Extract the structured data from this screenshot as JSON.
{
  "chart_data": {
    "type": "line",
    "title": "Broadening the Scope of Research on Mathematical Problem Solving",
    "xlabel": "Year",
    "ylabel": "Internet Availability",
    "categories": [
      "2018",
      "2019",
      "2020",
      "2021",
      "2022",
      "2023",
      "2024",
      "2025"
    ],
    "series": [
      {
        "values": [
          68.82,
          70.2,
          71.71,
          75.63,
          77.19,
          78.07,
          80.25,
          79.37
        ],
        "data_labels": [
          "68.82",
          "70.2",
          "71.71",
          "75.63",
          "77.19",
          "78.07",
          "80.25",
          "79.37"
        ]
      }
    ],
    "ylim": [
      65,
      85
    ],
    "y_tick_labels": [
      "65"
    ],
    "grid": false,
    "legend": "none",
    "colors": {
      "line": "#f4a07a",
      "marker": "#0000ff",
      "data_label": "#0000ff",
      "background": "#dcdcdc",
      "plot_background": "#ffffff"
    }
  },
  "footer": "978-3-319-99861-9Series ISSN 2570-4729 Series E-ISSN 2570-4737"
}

_ _ _ _ _

▶ _Exercise aim_: Exactly reproduce all of the entries.

▶ _Result for this exercise_:
Extract the structured data from this screenshot as JSON.
{
  "chart_data": {
    "type": "line",
    "title": "Broadening the Scope of Research on Mathematical Problem Solving",
    "xlabel": "Year",
    "ylabel": "Internet Availability",
    "categories": [
      "2018",
      "2019",
      "2020",
      "2021",
      "2022",
      "2023",
      "2024",
      "2025"
    ],
    "series": [
      {
        "values": [
          68.82,
          70.2,
          71.71,
          75.63,
          77.19,
          78.07,
          80.25,
          79.37
        ],
        "data_labels": [
          "68.82",
          "70.2",
          "71.71",
          "75.63",
          "77.19",
          "78.07",
          "80.25",
          "79.37"
        ]
      }
    ],
    "ylim": [
      65,
      85
    ],
    "y_tick_labels": [
      "65"
    ],
    "grid": false,
    "legend": "none",
    "colors": {
      "line": "#f4a07a",
      "marker": "#0000ff",
      "data_label": "#0000ff",
      "background": "#dcdcdc",
      "plot_background": "#ffffff"
    }
  },
  "footer": "978-3-319-99861-9Series ISSN 2570-4729 Series E-ISSN 2570-4737"
}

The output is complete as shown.